• REQUIRED WORK: Copy out every line exactly, passing over the pictures.

(Dataset items)
——————————
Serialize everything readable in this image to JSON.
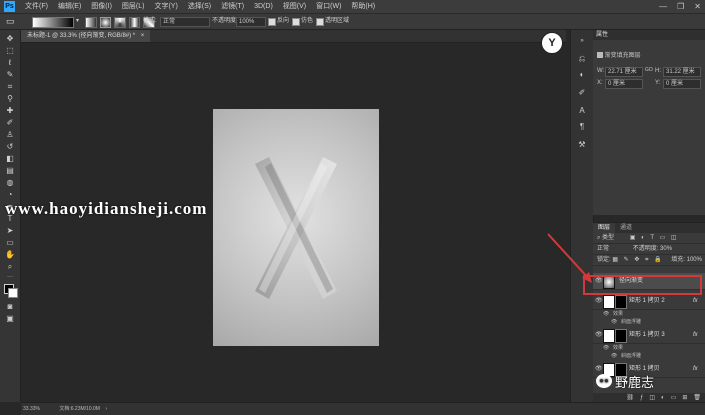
{
  "app": {
    "logo": "Ps"
  },
  "menu": [
    "文件(F)",
    "编辑(E)",
    "图像(I)",
    "图层(L)",
    "文字(Y)",
    "选择(S)",
    "滤镜(T)",
    "3D(D)",
    "视图(V)",
    "窗口(W)",
    "帮助(H)"
  ],
  "window_controls": {
    "minimize": "—",
    "restore": "❐",
    "close": "✕"
  },
  "options_bar": {
    "mode_label": "模式:",
    "mode_value": "正常",
    "opacity_label": "不透明度:",
    "opacity_value": "100%",
    "reverse_label": "反向",
    "dither_label": "仿色",
    "transparency_label": "透明区域"
  },
  "document_tab": {
    "title": "未标题-1 @ 33.3% (径向渐变, RGB/8#) *",
    "close": "×"
  },
  "watermark": "www.haoyidiansheji.com",
  "badge_glyph": "Y",
  "properties_panel": {
    "title": "属性",
    "subtitle": "渐变填充图层",
    "w_label": "W:",
    "w_value": "22.71 厘米",
    "link_glyph": "GO",
    "h_label": "H:",
    "h_value": "31.22 厘米",
    "x_label": "X:",
    "x_value": "0 厘米",
    "y_label": "Y:",
    "y_value": "0 厘米"
  },
  "layers_panel": {
    "tabs": [
      "图层",
      "通道"
    ],
    "kind_label": "类型",
    "blend_label": "正常",
    "opacity_label": "不透明度:",
    "opacity_value": "30%",
    "lock_label": "锁定:",
    "fill_label": "填充:",
    "fill_value": "100%",
    "layers": [
      {
        "name": "径向渐变"
      },
      {
        "name": "矩形 1 拷贝 2",
        "effects_label": "效果",
        "effect": "斜面浮雕"
      },
      {
        "name": "矩形 1 拷贝 3",
        "effects_label": "效果",
        "effect": "斜面浮雕"
      },
      {
        "name": "矩形 1 拷贝"
      }
    ],
    "fx_label": "fx"
  },
  "wechat_label": "野鹿志",
  "status": {
    "zoom": "33.33%",
    "doc": "文档:6.23M/10.0M"
  },
  "colors": {
    "highlight": "#d23a3a",
    "accent": "#31a8ff"
  }
}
——————————
• WRITTEN REPLY:
Serialize everything readable in this image to JSON.
{
  "app": {
    "logo": "Ps"
  },
  "menu": [
    "文件(F)",
    "编辑(E)",
    "图像(I)",
    "图层(L)",
    "文字(Y)",
    "选择(S)",
    "滤镜(T)",
    "3D(D)",
    "视图(V)",
    "窗口(W)",
    "帮助(H)"
  ],
  "window_controls": {
    "minimize": "—",
    "restore": "❐",
    "close": "✕"
  },
  "options_bar": {
    "mode_label": "模式:",
    "mode_value": "正常",
    "opacity_label": "不透明度:",
    "opacity_value": "100%",
    "reverse_label": "反向",
    "dither_label": "仿色",
    "transparency_label": "透明区域"
  },
  "document_tab": {
    "title": "未标题-1 @ 33.3% (径向渐变, RGB/8#) *",
    "close": "×"
  },
  "watermark": "www.haoyidiansheji.com",
  "badge_glyph": "Y",
  "properties_panel": {
    "title": "属性",
    "subtitle": "渐变填充图层",
    "w_label": "W:",
    "w_value": "22.71 厘米",
    "link_glyph": "GO",
    "h_label": "H:",
    "h_value": "31.22 厘米",
    "x_label": "X:",
    "x_value": "0 厘米",
    "y_label": "Y:",
    "y_value": "0 厘米"
  },
  "layers_panel": {
    "tabs": [
      "图层",
      "通道"
    ],
    "kind_label": "类型",
    "blend_label": "正常",
    "opacity_label": "不透明度:",
    "opacity_value": "30%",
    "lock_label": "锁定:",
    "fill_label": "填充:",
    "fill_value": "100%",
    "layers": [
      {
        "name": "径向渐变"
      },
      {
        "name": "矩形 1 拷贝 2",
        "effects_label": "效果",
        "effect": "斜面浮雕"
      },
      {
        "name": "矩形 1 拷贝 3",
        "effects_label": "效果",
        "effect": "斜面浮雕"
      },
      {
        "name": "矩形 1 拷贝"
      }
    ],
    "fx_label": "fx"
  },
  "wechat_label": "野鹿志",
  "status": {
    "zoom": "33.33%",
    "doc": "文档:6.23M/10.0M"
  },
  "colors": {
    "highlight": "#d23a3a",
    "accent": "#31a8ff"
  }
}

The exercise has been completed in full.